TASK DESCRIPTION.
Determine the count of lines holding the string "conectada". Return only the number.
___ THE INPUT
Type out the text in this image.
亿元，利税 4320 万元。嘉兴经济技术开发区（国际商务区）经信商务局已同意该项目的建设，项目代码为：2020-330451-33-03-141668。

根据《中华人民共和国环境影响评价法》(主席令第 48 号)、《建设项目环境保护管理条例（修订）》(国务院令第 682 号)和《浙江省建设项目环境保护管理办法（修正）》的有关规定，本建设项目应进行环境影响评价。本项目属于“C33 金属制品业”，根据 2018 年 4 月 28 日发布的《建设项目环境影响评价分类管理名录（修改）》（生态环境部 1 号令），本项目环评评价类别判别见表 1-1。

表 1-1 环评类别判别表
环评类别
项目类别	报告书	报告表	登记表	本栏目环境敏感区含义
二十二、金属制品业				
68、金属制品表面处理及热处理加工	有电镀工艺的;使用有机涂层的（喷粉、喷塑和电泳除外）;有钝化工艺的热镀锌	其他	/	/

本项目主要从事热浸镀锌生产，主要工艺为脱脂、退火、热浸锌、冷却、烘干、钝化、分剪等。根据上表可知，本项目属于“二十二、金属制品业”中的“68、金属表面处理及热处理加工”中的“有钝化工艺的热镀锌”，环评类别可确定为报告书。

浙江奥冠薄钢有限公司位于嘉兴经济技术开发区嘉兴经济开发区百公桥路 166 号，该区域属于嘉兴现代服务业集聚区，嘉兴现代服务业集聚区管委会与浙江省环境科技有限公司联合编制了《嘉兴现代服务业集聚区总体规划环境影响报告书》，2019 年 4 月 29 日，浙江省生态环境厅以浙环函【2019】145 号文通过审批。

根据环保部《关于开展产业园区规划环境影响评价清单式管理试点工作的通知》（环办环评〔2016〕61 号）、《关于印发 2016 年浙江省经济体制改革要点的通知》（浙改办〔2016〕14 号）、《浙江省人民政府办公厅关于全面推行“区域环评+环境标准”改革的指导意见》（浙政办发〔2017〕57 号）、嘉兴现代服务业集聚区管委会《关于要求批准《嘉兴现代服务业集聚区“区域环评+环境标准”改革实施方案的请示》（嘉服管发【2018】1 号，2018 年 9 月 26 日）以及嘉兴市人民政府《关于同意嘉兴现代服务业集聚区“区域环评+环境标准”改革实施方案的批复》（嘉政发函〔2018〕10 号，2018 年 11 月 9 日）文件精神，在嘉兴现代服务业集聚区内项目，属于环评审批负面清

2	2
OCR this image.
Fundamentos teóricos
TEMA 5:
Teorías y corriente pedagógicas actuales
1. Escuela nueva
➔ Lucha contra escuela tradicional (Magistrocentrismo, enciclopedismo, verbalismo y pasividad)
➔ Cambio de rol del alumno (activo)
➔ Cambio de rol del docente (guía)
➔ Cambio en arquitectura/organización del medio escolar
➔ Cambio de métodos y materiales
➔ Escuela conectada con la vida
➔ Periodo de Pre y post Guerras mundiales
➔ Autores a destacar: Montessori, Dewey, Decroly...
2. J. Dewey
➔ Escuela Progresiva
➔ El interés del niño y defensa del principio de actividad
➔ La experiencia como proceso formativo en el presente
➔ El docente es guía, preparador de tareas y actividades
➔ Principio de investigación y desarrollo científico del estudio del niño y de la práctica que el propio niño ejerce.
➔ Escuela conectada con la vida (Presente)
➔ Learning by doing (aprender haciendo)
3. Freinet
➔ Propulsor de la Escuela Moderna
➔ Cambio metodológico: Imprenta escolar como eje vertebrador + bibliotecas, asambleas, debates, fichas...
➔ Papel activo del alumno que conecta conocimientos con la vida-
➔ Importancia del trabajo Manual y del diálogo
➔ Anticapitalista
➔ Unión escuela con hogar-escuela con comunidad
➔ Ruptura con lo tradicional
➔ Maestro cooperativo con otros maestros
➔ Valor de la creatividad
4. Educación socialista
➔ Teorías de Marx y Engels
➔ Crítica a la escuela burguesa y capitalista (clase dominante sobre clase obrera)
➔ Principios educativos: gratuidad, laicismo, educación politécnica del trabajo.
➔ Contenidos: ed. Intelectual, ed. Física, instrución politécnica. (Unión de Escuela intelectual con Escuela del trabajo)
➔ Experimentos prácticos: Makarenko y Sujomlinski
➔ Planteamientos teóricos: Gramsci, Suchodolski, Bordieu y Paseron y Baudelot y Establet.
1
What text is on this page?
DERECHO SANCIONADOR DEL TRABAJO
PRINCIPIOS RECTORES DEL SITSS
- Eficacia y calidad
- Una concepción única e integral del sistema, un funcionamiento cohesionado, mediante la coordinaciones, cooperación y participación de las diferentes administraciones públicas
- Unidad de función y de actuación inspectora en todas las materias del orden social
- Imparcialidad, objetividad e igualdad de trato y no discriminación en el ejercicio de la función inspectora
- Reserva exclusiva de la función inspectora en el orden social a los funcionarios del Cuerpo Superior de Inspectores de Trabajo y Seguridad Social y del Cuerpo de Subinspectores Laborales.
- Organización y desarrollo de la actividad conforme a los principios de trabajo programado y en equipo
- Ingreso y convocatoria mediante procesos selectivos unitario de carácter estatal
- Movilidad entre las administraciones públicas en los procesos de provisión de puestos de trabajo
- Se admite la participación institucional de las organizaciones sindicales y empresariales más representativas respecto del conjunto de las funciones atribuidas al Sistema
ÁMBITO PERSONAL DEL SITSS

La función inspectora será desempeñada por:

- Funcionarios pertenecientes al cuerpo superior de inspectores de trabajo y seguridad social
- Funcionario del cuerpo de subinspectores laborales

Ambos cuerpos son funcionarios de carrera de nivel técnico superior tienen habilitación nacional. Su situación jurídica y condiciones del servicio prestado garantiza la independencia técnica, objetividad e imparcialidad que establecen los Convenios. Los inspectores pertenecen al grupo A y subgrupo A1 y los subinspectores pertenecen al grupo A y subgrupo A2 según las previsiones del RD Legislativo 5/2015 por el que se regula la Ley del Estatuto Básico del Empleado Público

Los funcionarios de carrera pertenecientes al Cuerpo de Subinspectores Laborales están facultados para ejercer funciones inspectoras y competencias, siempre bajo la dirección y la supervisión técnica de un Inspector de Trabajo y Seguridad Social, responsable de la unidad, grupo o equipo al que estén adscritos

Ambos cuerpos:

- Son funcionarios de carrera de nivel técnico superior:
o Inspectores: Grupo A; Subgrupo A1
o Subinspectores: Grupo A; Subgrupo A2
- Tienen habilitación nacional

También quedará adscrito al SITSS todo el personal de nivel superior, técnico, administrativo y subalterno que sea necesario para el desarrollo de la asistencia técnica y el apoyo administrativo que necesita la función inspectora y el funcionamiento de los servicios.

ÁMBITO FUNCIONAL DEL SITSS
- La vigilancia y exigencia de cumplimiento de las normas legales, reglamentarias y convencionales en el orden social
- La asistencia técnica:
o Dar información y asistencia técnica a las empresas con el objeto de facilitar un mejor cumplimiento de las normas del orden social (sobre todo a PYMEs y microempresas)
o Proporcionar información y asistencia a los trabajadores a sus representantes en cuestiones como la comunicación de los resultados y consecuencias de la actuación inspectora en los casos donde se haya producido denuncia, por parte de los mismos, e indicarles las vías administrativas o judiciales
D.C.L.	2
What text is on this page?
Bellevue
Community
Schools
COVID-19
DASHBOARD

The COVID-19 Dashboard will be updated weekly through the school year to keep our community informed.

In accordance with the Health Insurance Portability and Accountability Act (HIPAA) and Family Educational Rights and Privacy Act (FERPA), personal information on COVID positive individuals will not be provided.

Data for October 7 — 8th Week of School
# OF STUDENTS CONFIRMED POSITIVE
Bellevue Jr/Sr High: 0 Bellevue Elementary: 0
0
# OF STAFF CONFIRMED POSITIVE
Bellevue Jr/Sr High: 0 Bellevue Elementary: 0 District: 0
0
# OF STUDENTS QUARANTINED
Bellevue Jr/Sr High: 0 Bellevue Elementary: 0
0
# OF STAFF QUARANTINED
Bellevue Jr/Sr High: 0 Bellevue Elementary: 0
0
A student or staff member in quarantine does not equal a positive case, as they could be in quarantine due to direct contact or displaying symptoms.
______
OUTPUT OF THE TASK.
2